--- begin Provided records ---

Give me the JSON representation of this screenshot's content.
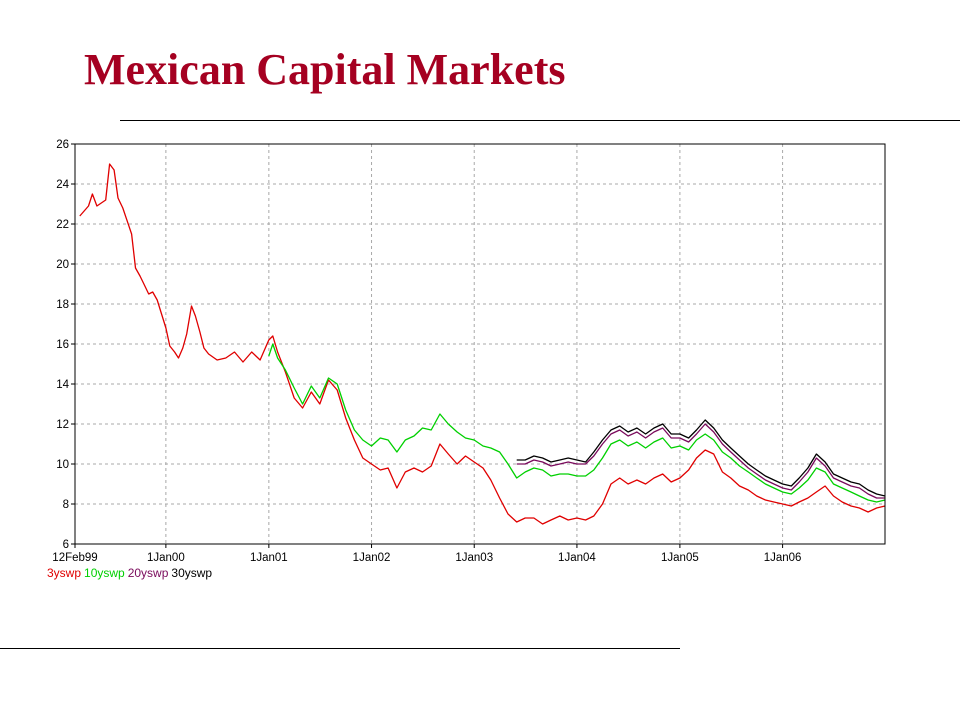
{
  "slide": {
    "title": "Mexican Capital Markets"
  },
  "chart_data": {
    "type": "line",
    "title": "",
    "xlabel": "",
    "ylabel": "",
    "ylim": [
      6,
      26
    ],
    "xlim": [
      "1999-02-12",
      "2006-12-31"
    ],
    "y_ticks": [
      6,
      8,
      10,
      12,
      14,
      16,
      18,
      20,
      22,
      24,
      26
    ],
    "x_ticks": [
      {
        "date": "1999-02-12",
        "label": "12Feb99"
      },
      {
        "date": "2000-01-01",
        "label": "1Jan00"
      },
      {
        "date": "2001-01-01",
        "label": "1Jan01"
      },
      {
        "date": "2002-01-01",
        "label": "1Jan02"
      },
      {
        "date": "2003-01-01",
        "label": "1Jan03"
      },
      {
        "date": "2004-01-01",
        "label": "1Jan04"
      },
      {
        "date": "2005-01-01",
        "label": "1Jan05"
      },
      {
        "date": "2006-01-01",
        "label": "1Jan06"
      }
    ],
    "grid": true,
    "legend_position": "bottom-left",
    "series": [
      {
        "name": "3yswp",
        "color": "#e00000",
        "points": [
          [
            "1999-03-01",
            22.4
          ],
          [
            "1999-04-01",
            22.9
          ],
          [
            "1999-04-15",
            23.5
          ],
          [
            "1999-05-01",
            22.9
          ],
          [
            "1999-06-01",
            23.2
          ],
          [
            "1999-06-15",
            25.0
          ],
          [
            "1999-07-01",
            24.7
          ],
          [
            "1999-07-15",
            23.3
          ],
          [
            "1999-08-01",
            22.8
          ],
          [
            "1999-09-01",
            21.5
          ],
          [
            "1999-09-15",
            19.8
          ],
          [
            "1999-10-01",
            19.4
          ],
          [
            "1999-10-15",
            19.0
          ],
          [
            "1999-11-01",
            18.5
          ],
          [
            "1999-11-15",
            18.6
          ],
          [
            "1999-12-01",
            18.2
          ],
          [
            "2000-01-01",
            16.8
          ],
          [
            "2000-01-15",
            15.9
          ],
          [
            "2000-02-01",
            15.6
          ],
          [
            "2000-02-15",
            15.3
          ],
          [
            "2000-03-01",
            15.8
          ],
          [
            "2000-03-15",
            16.5
          ],
          [
            "2000-04-01",
            17.9
          ],
          [
            "2000-04-15",
            17.4
          ],
          [
            "2000-05-01",
            16.6
          ],
          [
            "2000-05-15",
            15.8
          ],
          [
            "2000-06-01",
            15.5
          ],
          [
            "2000-07-01",
            15.2
          ],
          [
            "2000-08-01",
            15.3
          ],
          [
            "2000-09-01",
            15.6
          ],
          [
            "2000-10-01",
            15.1
          ],
          [
            "2000-11-01",
            15.6
          ],
          [
            "2000-12-01",
            15.2
          ],
          [
            "2001-01-01",
            16.2
          ],
          [
            "2001-01-15",
            16.4
          ],
          [
            "2001-02-01",
            15.6
          ],
          [
            "2001-03-01",
            14.6
          ],
          [
            "2001-04-01",
            13.3
          ],
          [
            "2001-05-01",
            12.8
          ],
          [
            "2001-06-01",
            13.6
          ],
          [
            "2001-07-01",
            13.0
          ],
          [
            "2001-08-01",
            14.2
          ],
          [
            "2001-09-01",
            13.7
          ],
          [
            "2001-10-01",
            12.3
          ],
          [
            "2001-11-01",
            11.2
          ],
          [
            "2001-12-01",
            10.3
          ],
          [
            "2002-01-01",
            10.0
          ],
          [
            "2002-02-01",
            9.7
          ],
          [
            "2002-03-01",
            9.8
          ],
          [
            "2002-04-01",
            8.8
          ],
          [
            "2002-05-01",
            9.6
          ],
          [
            "2002-06-01",
            9.8
          ],
          [
            "2002-07-01",
            9.6
          ],
          [
            "2002-08-01",
            9.9
          ],
          [
            "2002-09-01",
            11.0
          ],
          [
            "2002-10-01",
            10.5
          ],
          [
            "2002-11-01",
            10.0
          ],
          [
            "2002-12-01",
            10.4
          ],
          [
            "2003-01-01",
            10.1
          ],
          [
            "2003-02-01",
            9.8
          ],
          [
            "2003-03-01",
            9.2
          ],
          [
            "2003-04-01",
            8.3
          ],
          [
            "2003-05-01",
            7.5
          ],
          [
            "2003-06-01",
            7.1
          ],
          [
            "2003-07-01",
            7.3
          ],
          [
            "2003-08-01",
            7.3
          ],
          [
            "2003-09-01",
            7.0
          ],
          [
            "2003-10-01",
            7.2
          ],
          [
            "2003-11-01",
            7.4
          ],
          [
            "2003-12-01",
            7.2
          ],
          [
            "2004-01-01",
            7.3
          ],
          [
            "2004-02-01",
            7.2
          ],
          [
            "2004-03-01",
            7.4
          ],
          [
            "2004-04-01",
            8.0
          ],
          [
            "2004-05-01",
            9.0
          ],
          [
            "2004-06-01",
            9.3
          ],
          [
            "2004-07-01",
            9.0
          ],
          [
            "2004-08-01",
            9.2
          ],
          [
            "2004-09-01",
            9.0
          ],
          [
            "2004-10-01",
            9.3
          ],
          [
            "2004-11-01",
            9.5
          ],
          [
            "2004-12-01",
            9.1
          ],
          [
            "2005-01-01",
            9.3
          ],
          [
            "2005-02-01",
            9.7
          ],
          [
            "2005-03-01",
            10.3
          ],
          [
            "2005-04-01",
            10.7
          ],
          [
            "2005-05-01",
            10.5
          ],
          [
            "2005-06-01",
            9.6
          ],
          [
            "2005-07-01",
            9.3
          ],
          [
            "2005-08-01",
            8.9
          ],
          [
            "2005-09-01",
            8.7
          ],
          [
            "2005-10-01",
            8.4
          ],
          [
            "2005-11-01",
            8.2
          ],
          [
            "2005-12-01",
            8.1
          ],
          [
            "2006-01-01",
            8.0
          ],
          [
            "2006-02-01",
            7.9
          ],
          [
            "2006-03-01",
            8.1
          ],
          [
            "2006-04-01",
            8.3
          ],
          [
            "2006-05-01",
            8.6
          ],
          [
            "2006-06-01",
            8.9
          ],
          [
            "2006-07-01",
            8.4
          ],
          [
            "2006-08-01",
            8.1
          ],
          [
            "2006-09-01",
            7.9
          ],
          [
            "2006-10-01",
            7.8
          ],
          [
            "2006-11-01",
            7.6
          ],
          [
            "2006-12-01",
            7.8
          ],
          [
            "2006-12-31",
            7.9
          ]
        ]
      },
      {
        "name": "10yswp",
        "color": "#00d000",
        "points": [
          [
            "2001-01-01",
            15.4
          ],
          [
            "2001-01-15",
            16.0
          ],
          [
            "2001-02-01",
            15.3
          ],
          [
            "2001-03-01",
            14.7
          ],
          [
            "2001-04-01",
            13.8
          ],
          [
            "2001-05-01",
            13.0
          ],
          [
            "2001-06-01",
            13.9
          ],
          [
            "2001-07-01",
            13.3
          ],
          [
            "2001-08-01",
            14.3
          ],
          [
            "2001-09-01",
            14.0
          ],
          [
            "2001-10-01",
            12.7
          ],
          [
            "2001-11-01",
            11.7
          ],
          [
            "2001-12-01",
            11.2
          ],
          [
            "2002-01-01",
            10.9
          ],
          [
            "2002-02-01",
            11.3
          ],
          [
            "2002-03-01",
            11.2
          ],
          [
            "2002-04-01",
            10.6
          ],
          [
            "2002-05-01",
            11.2
          ],
          [
            "2002-06-01",
            11.4
          ],
          [
            "2002-07-01",
            11.8
          ],
          [
            "2002-08-01",
            11.7
          ],
          [
            "2002-09-01",
            12.5
          ],
          [
            "2002-10-01",
            12.0
          ],
          [
            "2002-11-01",
            11.6
          ],
          [
            "2002-12-01",
            11.3
          ],
          [
            "2003-01-01",
            11.2
          ],
          [
            "2003-02-01",
            10.9
          ],
          [
            "2003-03-01",
            10.8
          ],
          [
            "2003-04-01",
            10.6
          ],
          [
            "2003-05-01",
            10.0
          ],
          [
            "2003-06-01",
            9.3
          ],
          [
            "2003-07-01",
            9.6
          ],
          [
            "2003-08-01",
            9.8
          ],
          [
            "2003-09-01",
            9.7
          ],
          [
            "2003-10-01",
            9.4
          ],
          [
            "2003-11-01",
            9.5
          ],
          [
            "2003-12-01",
            9.5
          ],
          [
            "2004-01-01",
            9.4
          ],
          [
            "2004-02-01",
            9.4
          ],
          [
            "2004-03-01",
            9.7
          ],
          [
            "2004-04-01",
            10.3
          ],
          [
            "2004-05-01",
            11.0
          ],
          [
            "2004-06-01",
            11.2
          ],
          [
            "2004-07-01",
            10.9
          ],
          [
            "2004-08-01",
            11.1
          ],
          [
            "2004-09-01",
            10.8
          ],
          [
            "2004-10-01",
            11.1
          ],
          [
            "2004-11-01",
            11.3
          ],
          [
            "2004-12-01",
            10.8
          ],
          [
            "2005-01-01",
            10.9
          ],
          [
            "2005-02-01",
            10.7
          ],
          [
            "2005-03-01",
            11.2
          ],
          [
            "2005-04-01",
            11.5
          ],
          [
            "2005-05-01",
            11.2
          ],
          [
            "2005-06-01",
            10.6
          ],
          [
            "2005-07-01",
            10.3
          ],
          [
            "2005-08-01",
            9.9
          ],
          [
            "2005-09-01",
            9.6
          ],
          [
            "2005-10-01",
            9.3
          ],
          [
            "2005-11-01",
            9.0
          ],
          [
            "2005-12-01",
            8.8
          ],
          [
            "2006-01-01",
            8.6
          ],
          [
            "2006-02-01",
            8.5
          ],
          [
            "2006-03-01",
            8.8
          ],
          [
            "2006-04-01",
            9.2
          ],
          [
            "2006-05-01",
            9.8
          ],
          [
            "2006-06-01",
            9.6
          ],
          [
            "2006-07-01",
            9.0
          ],
          [
            "2006-08-01",
            8.8
          ],
          [
            "2006-09-01",
            8.6
          ],
          [
            "2006-10-01",
            8.4
          ],
          [
            "2006-11-01",
            8.2
          ],
          [
            "2006-12-01",
            8.1
          ],
          [
            "2006-12-31",
            8.2
          ]
        ]
      },
      {
        "name": "20yswp",
        "color": "#7a0a5c",
        "points": [
          [
            "2003-06-01",
            10.0
          ],
          [
            "2003-07-01",
            10.0
          ],
          [
            "2003-08-01",
            10.2
          ],
          [
            "2003-09-01",
            10.1
          ],
          [
            "2003-10-01",
            9.9
          ],
          [
            "2003-11-01",
            10.0
          ],
          [
            "2003-12-01",
            10.1
          ],
          [
            "2004-01-01",
            10.0
          ],
          [
            "2004-02-01",
            10.0
          ],
          [
            "2004-03-01",
            10.4
          ],
          [
            "2004-04-01",
            11.0
          ],
          [
            "2004-05-01",
            11.5
          ],
          [
            "2004-06-01",
            11.7
          ],
          [
            "2004-07-01",
            11.4
          ],
          [
            "2004-08-01",
            11.6
          ],
          [
            "2004-09-01",
            11.3
          ],
          [
            "2004-10-01",
            11.6
          ],
          [
            "2004-11-01",
            11.8
          ],
          [
            "2004-12-01",
            11.3
          ],
          [
            "2005-01-01",
            11.3
          ],
          [
            "2005-02-01",
            11.1
          ],
          [
            "2005-03-01",
            11.5
          ],
          [
            "2005-04-01",
            12.0
          ],
          [
            "2005-05-01",
            11.6
          ],
          [
            "2005-06-01",
            11.0
          ],
          [
            "2005-07-01",
            10.6
          ],
          [
            "2005-08-01",
            10.2
          ],
          [
            "2005-09-01",
            9.8
          ],
          [
            "2005-10-01",
            9.5
          ],
          [
            "2005-11-01",
            9.2
          ],
          [
            "2005-12-01",
            9.0
          ],
          [
            "2006-01-01",
            8.8
          ],
          [
            "2006-02-01",
            8.7
          ],
          [
            "2006-03-01",
            9.1
          ],
          [
            "2006-04-01",
            9.6
          ],
          [
            "2006-05-01",
            10.3
          ],
          [
            "2006-06-01",
            9.9
          ],
          [
            "2006-07-01",
            9.3
          ],
          [
            "2006-08-01",
            9.1
          ],
          [
            "2006-09-01",
            8.9
          ],
          [
            "2006-10-01",
            8.8
          ],
          [
            "2006-11-01",
            8.5
          ],
          [
            "2006-12-01",
            8.3
          ],
          [
            "2006-12-31",
            8.3
          ]
        ]
      },
      {
        "name": "30yswp",
        "color": "#000000",
        "points": [
          [
            "2003-06-01",
            10.2
          ],
          [
            "2003-07-01",
            10.2
          ],
          [
            "2003-08-01",
            10.4
          ],
          [
            "2003-09-01",
            10.3
          ],
          [
            "2003-10-01",
            10.1
          ],
          [
            "2003-11-01",
            10.2
          ],
          [
            "2003-12-01",
            10.3
          ],
          [
            "2004-01-01",
            10.2
          ],
          [
            "2004-02-01",
            10.1
          ],
          [
            "2004-03-01",
            10.6
          ],
          [
            "2004-04-01",
            11.2
          ],
          [
            "2004-05-01",
            11.7
          ],
          [
            "2004-06-01",
            11.9
          ],
          [
            "2004-07-01",
            11.6
          ],
          [
            "2004-08-01",
            11.8
          ],
          [
            "2004-09-01",
            11.5
          ],
          [
            "2004-10-01",
            11.8
          ],
          [
            "2004-11-01",
            12.0
          ],
          [
            "2004-12-01",
            11.5
          ],
          [
            "2005-01-01",
            11.5
          ],
          [
            "2005-02-01",
            11.3
          ],
          [
            "2005-03-01",
            11.7
          ],
          [
            "2005-04-01",
            12.2
          ],
          [
            "2005-05-01",
            11.8
          ],
          [
            "2005-06-01",
            11.2
          ],
          [
            "2005-07-01",
            10.8
          ],
          [
            "2005-08-01",
            10.4
          ],
          [
            "2005-09-01",
            10.0
          ],
          [
            "2005-10-01",
            9.7
          ],
          [
            "2005-11-01",
            9.4
          ],
          [
            "2005-12-01",
            9.2
          ],
          [
            "2006-01-01",
            9.0
          ],
          [
            "2006-02-01",
            8.9
          ],
          [
            "2006-03-01",
            9.3
          ],
          [
            "2006-04-01",
            9.8
          ],
          [
            "2006-05-01",
            10.5
          ],
          [
            "2006-06-01",
            10.1
          ],
          [
            "2006-07-01",
            9.5
          ],
          [
            "2006-08-01",
            9.3
          ],
          [
            "2006-09-01",
            9.1
          ],
          [
            "2006-10-01",
            9.0
          ],
          [
            "2006-11-01",
            8.7
          ],
          [
            "2006-12-01",
            8.5
          ],
          [
            "2006-12-31",
            8.4
          ]
        ]
      }
    ]
  }
}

--- end Provided records ---

Collect each line above holding the string "title".

    "title": "Mexican Capital Markets"
    "title": "",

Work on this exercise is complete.